*CÓMO RESOLVERLA*. Devuelve sin cambios todo el tramo del fragmento sobre el duelo por mascotas que va desde "El vínculo con" hasta "pérdida duela tanto.".

*FRAGMENTO PROPORCIONADO*.
El vínculo con los animales, además, ha cambiado notablemente en las últimas décadas. Lo que antes era un lazo funcional — perros guardianes, gatos controladores de plagas — pasó a convertirse en relaciones de compañía íntima. Durante la pandemia, el encierro, la soledad y la incertidumbre hicieron que estos vínculos se profundizaran aún más: los animales se transformaron en sostén emocional y en una fuente constante de calma. De allí que su pérdida duela tanto.
Pérez señala que, en estos duelos, aparece un componente especialmente fuerte: la culpa. A diferencia de lo que ocurre con otros tipos de pérdidas, es común que la persona repase una y otra vez lo que hizo o dejó de hacer, preguntándose si podría haber evitado la muerte. Frente a esto, la especialista recomienda una frase clave para aliviar la autocrítica: “Hice lo mejor que pude con los recursos y las circunstancias que tenía”.
El aislamiento también es frecuente. No solo por la incomprensión de otros, sino porque este tipo de duelo toca fibras profundas: para muchos, la mascota era un refugio emocional, un “paracaídas” frente a la soledad. Sin ese sostén, la sensación de vacío puede ser abrumadora.

Datos de análisis de la maquetación de página:
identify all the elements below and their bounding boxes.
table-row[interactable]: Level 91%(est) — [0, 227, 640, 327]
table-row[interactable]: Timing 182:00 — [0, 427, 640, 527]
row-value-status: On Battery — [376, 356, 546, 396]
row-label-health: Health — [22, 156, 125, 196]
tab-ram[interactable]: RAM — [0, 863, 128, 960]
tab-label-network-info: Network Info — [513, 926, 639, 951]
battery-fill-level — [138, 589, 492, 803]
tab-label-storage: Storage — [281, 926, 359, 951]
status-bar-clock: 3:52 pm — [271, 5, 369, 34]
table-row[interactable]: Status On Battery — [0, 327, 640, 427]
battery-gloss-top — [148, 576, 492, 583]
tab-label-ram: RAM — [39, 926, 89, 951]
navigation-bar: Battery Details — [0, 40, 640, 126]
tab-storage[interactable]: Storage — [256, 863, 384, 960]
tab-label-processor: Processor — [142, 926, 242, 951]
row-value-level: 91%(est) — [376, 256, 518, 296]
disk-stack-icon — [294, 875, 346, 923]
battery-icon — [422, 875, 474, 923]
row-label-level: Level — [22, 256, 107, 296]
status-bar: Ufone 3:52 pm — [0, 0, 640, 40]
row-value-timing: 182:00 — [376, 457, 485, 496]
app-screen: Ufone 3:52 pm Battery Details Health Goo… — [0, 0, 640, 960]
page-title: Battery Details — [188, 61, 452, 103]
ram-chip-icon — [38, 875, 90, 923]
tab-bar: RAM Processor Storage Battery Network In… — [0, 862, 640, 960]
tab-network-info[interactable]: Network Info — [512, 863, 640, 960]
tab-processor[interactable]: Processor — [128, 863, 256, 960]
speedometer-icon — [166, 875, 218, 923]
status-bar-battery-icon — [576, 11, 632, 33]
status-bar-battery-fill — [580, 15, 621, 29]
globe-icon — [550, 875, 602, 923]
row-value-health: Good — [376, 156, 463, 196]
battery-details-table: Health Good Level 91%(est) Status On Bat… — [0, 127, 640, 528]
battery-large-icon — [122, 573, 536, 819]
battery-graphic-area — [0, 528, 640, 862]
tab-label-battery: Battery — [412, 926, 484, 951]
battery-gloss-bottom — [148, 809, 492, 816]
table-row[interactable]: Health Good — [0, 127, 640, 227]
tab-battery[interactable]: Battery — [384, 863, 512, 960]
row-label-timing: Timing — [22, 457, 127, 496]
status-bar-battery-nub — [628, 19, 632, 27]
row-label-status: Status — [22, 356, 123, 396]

*ESPACIO DE RESPUESTA*.
El vínculo con los animales, además, ha cambiado notablemente en las últimas décadas. Lo que antes era un lazo funcional — perros guardianes, gatos controladores de plagas — pasó a convertirse en relaciones de compañía íntima. Durante la pandemia, el encierro, la soledad y la incertidumbre hicieron que estos vínculos se profundizaran aún más: los animales se transformaron en sostén emocional y en una fuente constante de calma. De allí que su pérdida duela tanto.